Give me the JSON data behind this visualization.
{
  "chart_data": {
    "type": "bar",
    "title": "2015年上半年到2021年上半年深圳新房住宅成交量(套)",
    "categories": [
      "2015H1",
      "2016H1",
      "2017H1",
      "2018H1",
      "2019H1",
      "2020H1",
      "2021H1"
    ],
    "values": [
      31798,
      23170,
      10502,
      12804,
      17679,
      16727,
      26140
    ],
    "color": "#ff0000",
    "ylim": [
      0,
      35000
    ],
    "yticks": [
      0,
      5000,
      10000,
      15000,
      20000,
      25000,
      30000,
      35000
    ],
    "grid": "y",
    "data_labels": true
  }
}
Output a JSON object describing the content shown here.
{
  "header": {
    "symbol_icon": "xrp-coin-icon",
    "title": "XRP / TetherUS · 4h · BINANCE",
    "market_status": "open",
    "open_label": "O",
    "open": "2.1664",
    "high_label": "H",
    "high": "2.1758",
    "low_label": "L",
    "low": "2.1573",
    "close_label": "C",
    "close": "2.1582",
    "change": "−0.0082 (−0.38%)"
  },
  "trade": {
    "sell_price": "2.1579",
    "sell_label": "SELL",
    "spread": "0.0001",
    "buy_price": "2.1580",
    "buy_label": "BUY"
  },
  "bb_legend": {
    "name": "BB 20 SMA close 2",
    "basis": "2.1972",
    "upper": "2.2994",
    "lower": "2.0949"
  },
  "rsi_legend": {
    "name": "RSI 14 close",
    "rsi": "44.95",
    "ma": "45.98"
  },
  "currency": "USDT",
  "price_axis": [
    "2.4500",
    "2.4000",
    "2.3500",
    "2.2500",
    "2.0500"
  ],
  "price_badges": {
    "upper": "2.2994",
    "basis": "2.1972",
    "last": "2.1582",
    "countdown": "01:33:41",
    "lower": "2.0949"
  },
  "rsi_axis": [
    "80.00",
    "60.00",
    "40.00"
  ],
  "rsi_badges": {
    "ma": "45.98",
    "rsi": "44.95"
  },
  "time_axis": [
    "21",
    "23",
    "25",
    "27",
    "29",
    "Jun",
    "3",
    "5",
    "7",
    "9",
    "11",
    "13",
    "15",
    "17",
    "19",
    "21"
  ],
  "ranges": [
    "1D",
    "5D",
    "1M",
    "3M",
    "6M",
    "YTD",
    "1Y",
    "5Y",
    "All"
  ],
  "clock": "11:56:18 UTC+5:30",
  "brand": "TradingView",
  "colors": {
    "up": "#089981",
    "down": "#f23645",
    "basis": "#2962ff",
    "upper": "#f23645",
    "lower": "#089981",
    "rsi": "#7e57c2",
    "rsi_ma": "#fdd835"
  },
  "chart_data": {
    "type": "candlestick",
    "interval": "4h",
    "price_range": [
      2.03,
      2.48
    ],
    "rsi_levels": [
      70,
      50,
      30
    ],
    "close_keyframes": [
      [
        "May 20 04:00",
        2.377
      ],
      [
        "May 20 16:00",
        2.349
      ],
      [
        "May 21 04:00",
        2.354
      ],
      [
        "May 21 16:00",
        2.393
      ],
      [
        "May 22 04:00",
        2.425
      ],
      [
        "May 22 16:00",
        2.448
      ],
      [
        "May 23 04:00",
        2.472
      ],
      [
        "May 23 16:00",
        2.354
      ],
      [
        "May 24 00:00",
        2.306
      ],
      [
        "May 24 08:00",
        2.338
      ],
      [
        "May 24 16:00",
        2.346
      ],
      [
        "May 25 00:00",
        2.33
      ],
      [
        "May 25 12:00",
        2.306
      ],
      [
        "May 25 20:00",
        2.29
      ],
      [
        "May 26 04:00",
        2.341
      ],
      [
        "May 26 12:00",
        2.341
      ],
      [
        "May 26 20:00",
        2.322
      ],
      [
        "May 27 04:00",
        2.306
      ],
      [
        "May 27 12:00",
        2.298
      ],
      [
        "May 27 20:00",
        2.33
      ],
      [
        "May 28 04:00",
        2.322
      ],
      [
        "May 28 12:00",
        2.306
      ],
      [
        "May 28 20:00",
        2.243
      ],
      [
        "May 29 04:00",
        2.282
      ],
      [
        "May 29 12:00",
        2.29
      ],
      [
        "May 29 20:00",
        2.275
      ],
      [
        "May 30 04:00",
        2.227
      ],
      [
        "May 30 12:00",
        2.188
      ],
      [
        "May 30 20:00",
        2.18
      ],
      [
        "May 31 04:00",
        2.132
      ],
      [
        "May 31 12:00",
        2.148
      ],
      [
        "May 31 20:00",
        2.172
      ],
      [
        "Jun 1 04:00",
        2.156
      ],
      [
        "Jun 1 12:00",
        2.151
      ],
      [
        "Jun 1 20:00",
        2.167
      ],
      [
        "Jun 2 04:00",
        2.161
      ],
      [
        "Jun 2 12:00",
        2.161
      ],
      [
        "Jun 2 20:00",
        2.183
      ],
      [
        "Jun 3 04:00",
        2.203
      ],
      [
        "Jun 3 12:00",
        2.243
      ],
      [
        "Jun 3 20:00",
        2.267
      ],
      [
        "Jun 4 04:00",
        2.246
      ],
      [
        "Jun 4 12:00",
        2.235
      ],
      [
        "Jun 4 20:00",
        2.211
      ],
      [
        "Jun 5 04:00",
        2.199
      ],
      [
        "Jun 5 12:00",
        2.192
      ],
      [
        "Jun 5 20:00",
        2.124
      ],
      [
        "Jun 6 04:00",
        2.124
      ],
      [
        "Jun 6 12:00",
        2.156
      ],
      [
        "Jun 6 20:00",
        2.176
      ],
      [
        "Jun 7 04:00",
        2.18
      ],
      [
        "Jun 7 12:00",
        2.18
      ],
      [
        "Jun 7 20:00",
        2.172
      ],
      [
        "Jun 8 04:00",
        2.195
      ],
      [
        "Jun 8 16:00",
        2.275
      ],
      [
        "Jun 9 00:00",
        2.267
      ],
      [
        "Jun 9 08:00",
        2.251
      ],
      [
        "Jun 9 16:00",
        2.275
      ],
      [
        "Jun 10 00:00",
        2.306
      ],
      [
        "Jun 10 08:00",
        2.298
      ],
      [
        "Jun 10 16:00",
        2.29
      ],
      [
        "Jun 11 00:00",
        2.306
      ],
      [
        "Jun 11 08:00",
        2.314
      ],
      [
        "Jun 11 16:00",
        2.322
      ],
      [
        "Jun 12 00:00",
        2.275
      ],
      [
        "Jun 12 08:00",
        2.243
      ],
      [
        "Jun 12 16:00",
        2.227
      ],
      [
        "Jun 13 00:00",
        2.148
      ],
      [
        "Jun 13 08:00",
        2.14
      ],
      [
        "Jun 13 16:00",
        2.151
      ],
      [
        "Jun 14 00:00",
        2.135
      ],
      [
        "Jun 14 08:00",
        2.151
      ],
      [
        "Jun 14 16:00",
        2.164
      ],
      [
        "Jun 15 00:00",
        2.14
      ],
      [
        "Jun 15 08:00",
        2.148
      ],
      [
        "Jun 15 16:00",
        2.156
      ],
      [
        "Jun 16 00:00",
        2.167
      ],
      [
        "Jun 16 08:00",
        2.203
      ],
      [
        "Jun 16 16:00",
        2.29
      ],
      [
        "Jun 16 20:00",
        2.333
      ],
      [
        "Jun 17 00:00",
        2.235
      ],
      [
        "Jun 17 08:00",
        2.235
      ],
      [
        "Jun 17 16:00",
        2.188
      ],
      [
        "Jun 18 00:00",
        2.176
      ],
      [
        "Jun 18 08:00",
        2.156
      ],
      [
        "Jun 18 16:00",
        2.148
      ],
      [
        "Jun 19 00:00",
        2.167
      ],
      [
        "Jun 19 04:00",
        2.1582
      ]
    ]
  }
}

Set task: Filter the entries down to the lines with the word "name" in them.

Written response:
    "name": "BB 20 SMA close 2",
    "name": "RSI 14 close",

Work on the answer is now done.